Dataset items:
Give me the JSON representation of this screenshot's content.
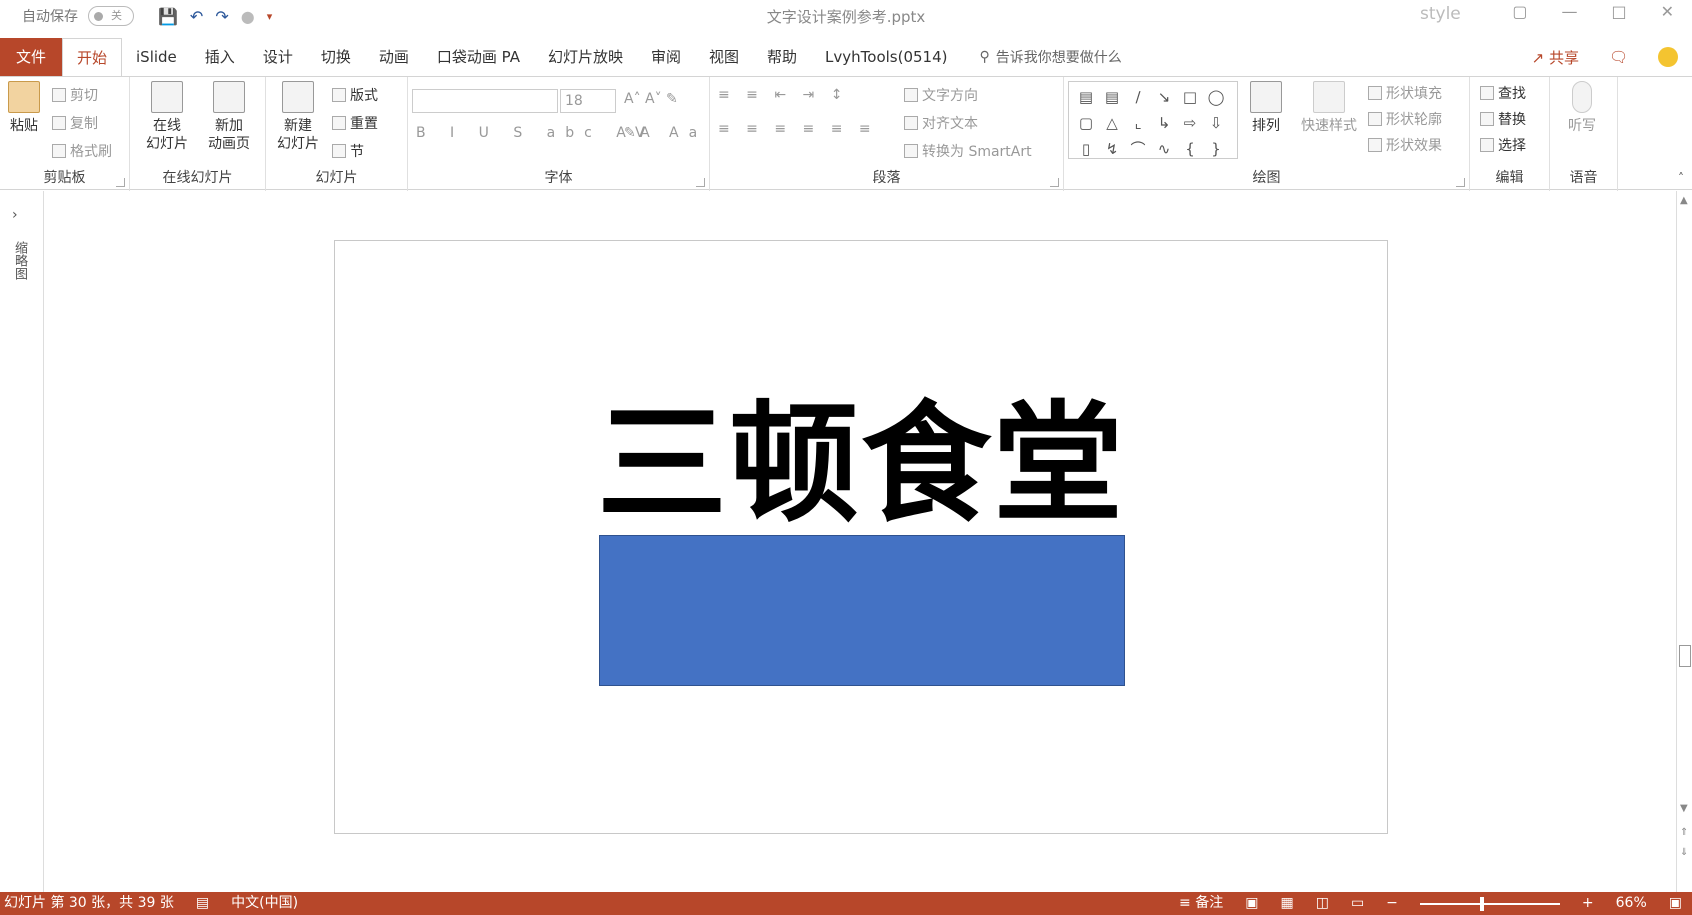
{
  "titlebar": {
    "autosave_label": "自动保存",
    "autosave_state": "关",
    "doc_title": "文字设计案例参考.pptx",
    "style_text": "style"
  },
  "tabs": {
    "file": "文件",
    "items": [
      "开始",
      "iSlide",
      "插入",
      "设计",
      "切换",
      "动画",
      "口袋动画 PA",
      "幻灯片放映",
      "审阅",
      "视图",
      "帮助",
      "LvyhTools(0514)"
    ],
    "tell_me": "告诉我你想要做什么",
    "share": "共享"
  },
  "ribbon": {
    "clipboard": {
      "paste": "粘贴",
      "cut": "剪切",
      "copy": "复制",
      "format_painter": "格式刷",
      "label": "剪贴板"
    },
    "online_slides": {
      "online": "在线",
      "online2": "幻灯片",
      "new_anim": "新加",
      "new_anim2": "动画页",
      "label": "在线幻灯片"
    },
    "slides": {
      "new_slide": "新建",
      "new_slide2": "幻灯片",
      "layout": "版式",
      "reset": "重置",
      "section": "节",
      "label": "幻灯片"
    },
    "font": {
      "font_name": "",
      "font_size": "18",
      "label": "字体",
      "row": "B I U S abc AV Aa"
    },
    "paragraph": {
      "text_direction": "文字方向",
      "align_text": "对齐文本",
      "smartart": "转换为 SmartArt",
      "label": "段落"
    },
    "drawing": {
      "arrange": "排列",
      "quick_styles": "快速样式",
      "fill": "形状填充",
      "outline": "形状轮廓",
      "effects": "形状效果",
      "label": "绘图"
    },
    "editing": {
      "find": "查找",
      "replace": "替换",
      "select": "选择",
      "label": "编辑"
    },
    "voice": {
      "dictate": "听写",
      "label": "语音"
    }
  },
  "workspace": {
    "thumbnails_label": "缩略图",
    "slide_title": "三顿食堂",
    "rect_color": "#4472c4"
  },
  "status": {
    "slide_info": "幻灯片 第 30 张，共 39 张",
    "language": "中文(中国)",
    "notes": "备注",
    "zoom": "66%"
  },
  "colors": {
    "accent": "#b7472a",
    "shape_fill": "#4472c4"
  }
}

Task description —
All of the records above must be copied exactly, except for the pictures.

Task response —
Give me the JSON representation of this screenshot's content.
{
  "titlebar": {
    "autosave_label": "自动保存",
    "autosave_state": "关",
    "doc_title": "文字设计案例参考.pptx",
    "style_text": "style"
  },
  "tabs": {
    "file": "文件",
    "items": [
      "开始",
      "iSlide",
      "插入",
      "设计",
      "切换",
      "动画",
      "口袋动画 PA",
      "幻灯片放映",
      "审阅",
      "视图",
      "帮助",
      "LvyhTools(0514)"
    ],
    "tell_me": "告诉我你想要做什么",
    "share": "共享"
  },
  "ribbon": {
    "clipboard": {
      "paste": "粘贴",
      "cut": "剪切",
      "copy": "复制",
      "format_painter": "格式刷",
      "label": "剪贴板"
    },
    "online_slides": {
      "online": "在线",
      "online2": "幻灯片",
      "new_anim": "新加",
      "new_anim2": "动画页",
      "label": "在线幻灯片"
    },
    "slides": {
      "new_slide": "新建",
      "new_slide2": "幻灯片",
      "layout": "版式",
      "reset": "重置",
      "section": "节",
      "label": "幻灯片"
    },
    "font": {
      "font_name": "",
      "font_size": "18",
      "label": "字体",
      "row": "B I U S abc AV Aa"
    },
    "paragraph": {
      "text_direction": "文字方向",
      "align_text": "对齐文本",
      "smartart": "转换为 SmartArt",
      "label": "段落"
    },
    "drawing": {
      "arrange": "排列",
      "quick_styles": "快速样式",
      "fill": "形状填充",
      "outline": "形状轮廓",
      "effects": "形状效果",
      "label": "绘图"
    },
    "editing": {
      "find": "查找",
      "replace": "替换",
      "select": "选择",
      "label": "编辑"
    },
    "voice": {
      "dictate": "听写",
      "label": "语音"
    }
  },
  "workspace": {
    "thumbnails_label": "缩略图",
    "slide_title": "三顿食堂",
    "rect_color": "#4472c4"
  },
  "status": {
    "slide_info": "幻灯片 第 30 张，共 39 张",
    "language": "中文(中国)",
    "notes": "备注",
    "zoom": "66%"
  },
  "colors": {
    "accent": "#b7472a",
    "shape_fill": "#4472c4"
  }
}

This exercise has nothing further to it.